> _Data entries_:

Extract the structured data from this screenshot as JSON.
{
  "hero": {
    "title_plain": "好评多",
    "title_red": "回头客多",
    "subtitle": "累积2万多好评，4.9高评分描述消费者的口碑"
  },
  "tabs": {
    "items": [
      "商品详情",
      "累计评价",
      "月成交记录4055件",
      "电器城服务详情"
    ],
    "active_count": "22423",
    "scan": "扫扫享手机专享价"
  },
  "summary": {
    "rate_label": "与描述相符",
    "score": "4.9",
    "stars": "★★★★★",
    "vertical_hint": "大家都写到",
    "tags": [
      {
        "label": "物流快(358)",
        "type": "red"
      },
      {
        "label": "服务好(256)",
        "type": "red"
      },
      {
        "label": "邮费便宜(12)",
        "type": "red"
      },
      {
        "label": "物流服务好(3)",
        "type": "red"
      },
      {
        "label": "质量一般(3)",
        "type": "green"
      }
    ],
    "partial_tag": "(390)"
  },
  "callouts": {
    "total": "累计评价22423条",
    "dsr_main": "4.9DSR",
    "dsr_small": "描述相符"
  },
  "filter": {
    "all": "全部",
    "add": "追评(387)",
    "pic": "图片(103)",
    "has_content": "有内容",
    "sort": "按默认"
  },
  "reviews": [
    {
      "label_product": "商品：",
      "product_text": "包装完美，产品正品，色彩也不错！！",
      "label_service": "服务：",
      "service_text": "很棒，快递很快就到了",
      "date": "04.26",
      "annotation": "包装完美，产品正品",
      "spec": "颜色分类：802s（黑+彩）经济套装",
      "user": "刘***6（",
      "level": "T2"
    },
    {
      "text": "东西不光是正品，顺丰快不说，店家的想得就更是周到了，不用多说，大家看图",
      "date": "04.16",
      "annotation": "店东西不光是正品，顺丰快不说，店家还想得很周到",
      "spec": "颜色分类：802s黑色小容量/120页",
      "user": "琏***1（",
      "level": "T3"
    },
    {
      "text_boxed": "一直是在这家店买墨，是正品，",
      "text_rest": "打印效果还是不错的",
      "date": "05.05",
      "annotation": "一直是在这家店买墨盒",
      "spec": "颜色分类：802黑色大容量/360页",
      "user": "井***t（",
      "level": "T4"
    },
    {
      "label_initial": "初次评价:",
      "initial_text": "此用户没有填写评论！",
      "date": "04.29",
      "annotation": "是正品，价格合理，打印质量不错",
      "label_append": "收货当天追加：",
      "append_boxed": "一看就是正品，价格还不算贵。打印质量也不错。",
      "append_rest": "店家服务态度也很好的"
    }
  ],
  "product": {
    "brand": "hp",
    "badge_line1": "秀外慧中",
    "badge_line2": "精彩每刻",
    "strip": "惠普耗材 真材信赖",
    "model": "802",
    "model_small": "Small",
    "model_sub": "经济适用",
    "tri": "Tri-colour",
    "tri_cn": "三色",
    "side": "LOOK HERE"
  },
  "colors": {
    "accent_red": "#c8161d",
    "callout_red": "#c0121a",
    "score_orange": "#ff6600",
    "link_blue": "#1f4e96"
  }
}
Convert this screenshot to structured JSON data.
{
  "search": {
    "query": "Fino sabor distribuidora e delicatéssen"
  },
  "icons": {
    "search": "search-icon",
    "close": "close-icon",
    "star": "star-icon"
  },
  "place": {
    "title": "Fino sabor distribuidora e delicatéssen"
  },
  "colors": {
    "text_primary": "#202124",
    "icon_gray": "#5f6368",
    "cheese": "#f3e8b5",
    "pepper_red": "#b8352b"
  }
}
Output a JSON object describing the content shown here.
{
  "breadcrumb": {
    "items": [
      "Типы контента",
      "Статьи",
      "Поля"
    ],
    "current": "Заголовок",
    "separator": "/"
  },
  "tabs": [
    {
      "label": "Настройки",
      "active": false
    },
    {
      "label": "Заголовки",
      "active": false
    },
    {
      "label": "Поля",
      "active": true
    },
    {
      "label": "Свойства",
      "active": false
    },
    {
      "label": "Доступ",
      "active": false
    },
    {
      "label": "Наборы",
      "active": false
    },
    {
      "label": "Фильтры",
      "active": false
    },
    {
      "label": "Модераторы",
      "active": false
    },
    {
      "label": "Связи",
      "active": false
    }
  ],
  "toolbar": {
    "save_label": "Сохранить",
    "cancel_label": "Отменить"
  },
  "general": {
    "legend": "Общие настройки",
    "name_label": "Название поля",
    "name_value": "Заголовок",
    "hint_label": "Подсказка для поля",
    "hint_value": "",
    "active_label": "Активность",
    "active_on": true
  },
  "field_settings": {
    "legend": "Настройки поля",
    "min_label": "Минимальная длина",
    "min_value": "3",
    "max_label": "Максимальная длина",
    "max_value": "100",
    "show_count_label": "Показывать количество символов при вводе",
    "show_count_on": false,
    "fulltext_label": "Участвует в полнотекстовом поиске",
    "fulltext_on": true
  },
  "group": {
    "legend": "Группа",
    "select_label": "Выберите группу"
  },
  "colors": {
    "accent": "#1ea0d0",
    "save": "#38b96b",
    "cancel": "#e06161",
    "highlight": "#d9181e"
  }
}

> _Short problem_:
Write out each line of the data above again, exactly as given.

> _Output of the exercise_:
Extract the structured data from this screenshot as JSON.
{
  "hero": {
    "title_plain": "好评多",
    "title_red": "回头客多",
    "subtitle": "累积2万多好评，4.9高评分描述消费者的口碑"
  },
  "tabs": {
    "items": [
      "商品详情",
      "累计评价",
      "月成交记录4055件",
      "电器城服务详情"
    ],
    "active_count": "22423",
    "scan": "扫扫享手机专享价"
  },
  "summary": {
    "rate_label": "与描述相符",
    "score": "4.9",
    "stars": "★★★★★",
    "vertical_hint": "大家都写到",
    "tags": [
      {
        "label": "物流快(358)",
        "type": "red"
      },
      {
        "label": "服务好(256)",
        "type": "red"
      },
      {
        "label": "邮费便宜(12)",
        "type": "red"
      },
      {
        "label": "物流服务好(3)",
        "type": "red"
      },
      {
        "label": "质量一般(3)",
        "type": "green"
      }
    ],
    "partial_tag": "(390)"
  },
  "callouts": {
    "total": "累计评价22423条",
    "dsr_main": "4.9DSR",
    "dsr_small": "描述相符"
  },
  "filter": {
    "all": "全部",
    "add": "追评(387)",
    "pic": "图片(103)",
    "has_content": "有内容",
    "sort": "按默认"
  },
  "reviews": [
    {
      "label_product": "商品：",
      "product_text": "包装完美，产品正品，色彩也不错！！",
      "label_service": "服务：",
      "service_text": "很棒，快递很快就到了",
      "date": "04.26",
      "annotation": "包装完美，产品正品",
      "spec": "颜色分类：802s（黑+彩）经济套装",
      "user": "刘***6（",
      "level": "T2"
    },
    {
      "text": "东西不光是正品，顺丰快不说，店家的想得就更是周到了，不用多说，大家看图",
      "date": "04.16",
      "annotation": "店东西不光是正品，顺丰快不说，店家还想得很周到",
      "spec": "颜色分类：802s黑色小容量/120页",
      "user": "琏***1（",
      "level": "T3"
    },
    {
      "text_boxed": "一直是在这家店买墨，是正品，",
      "text_rest": "打印效果还是不错的",
      "date": "05.05",
      "annotation": "一直是在这家店买墨盒",
      "spec": "颜色分类：802黑色大容量/360页",
      "user": "井***t（",
      "level": "T4"
    },
    {
      "label_initial": "初次评价:",
      "initial_text": "此用户没有填写评论！",
      "date": "04.29",
      "annotation": "是正品，价格合理，打印质量不错",
      "label_append": "收货当天追加：",
      "append_boxed": "一看就是正品，价格还不算贵。打印质量也不错。",
      "append_rest": "店家服务态度也很好的"
    }
  ],
  "product": {
    "brand": "hp",
    "badge_line1": "秀外慧中",
    "badge_line2": "精彩每刻",
    "strip": "惠普耗材 真材信赖",
    "model": "802",
    "model_small": "Small",
    "model_sub": "经济适用",
    "tri": "Tri-colour",
    "tri_cn": "三色",
    "side": "LOOK HERE"
  },
  "colors": {
    "accent_red": "#c8161d",
    "callout_red": "#c0121a",
    "score_orange": "#ff6600",
    "link_blue": "#1f4e96"
  }
}
Convert this screenshot to structured JSON data.
{
  "search": {
    "query": "Fino sabor distribuidora e delicatéssen"
  },
  "icons": {
    "search": "search-icon",
    "close": "close-icon",
    "star": "star-icon"
  },
  "place": {
    "title": "Fino sabor distribuidora e delicatéssen"
  },
  "colors": {
    "text_primary": "#202124",
    "icon_gray": "#5f6368",
    "cheese": "#f3e8b5",
    "pepper_red": "#b8352b"
  }
}
Output a JSON object describing the content shown here.
{
  "breadcrumb": {
    "items": [
      "Типы контента",
      "Статьи",
      "Поля"
    ],
    "current": "Заголовок",
    "separator": "/"
  },
  "tabs": [
    {
      "label": "Настройки",
      "active": false
    },
    {
      "label": "Заголовки",
      "active": false
    },
    {
      "label": "Поля",
      "active": true
    },
    {
      "label": "Свойства",
      "active": false
    },
    {
      "label": "Доступ",
      "active": false
    },
    {
      "label": "Наборы",
      "active": false
    },
    {
      "label": "Фильтры",
      "active": false
    },
    {
      "label": "Модераторы",
      "active": false
    },
    {
      "label": "Связи",
      "active": false
    }
  ],
  "toolbar": {
    "save_label": "Сохранить",
    "cancel_label": "Отменить"
  },
  "general": {
    "legend": "Общие настройки",
    "name_label": "Название поля",
    "name_value": "Заголовок",
    "hint_label": "Подсказка для поля",
    "hint_value": "",
    "active_label": "Активность",
    "active_on": true
  },
  "field_settings": {
    "legend": "Настройки поля",
    "min_label": "Минимальная длина",
    "min_value": "3",
    "max_label": "Максимальная длина",
    "max_value": "100",
    "show_count_label": "Показывать количество символов при вводе",
    "show_count_on": false,
    "fulltext_label": "Участвует в полнотекстовом поиске",
    "fulltext_on": true
  },
  "group": {
    "legend": "Группа",
    "select_label": "Выберите группу"
  },
  "colors": {
    "accent": "#1ea0d0",
    "save": "#38b96b",
    "cancel": "#e06161",
    "highlight": "#d9181e"
  }
}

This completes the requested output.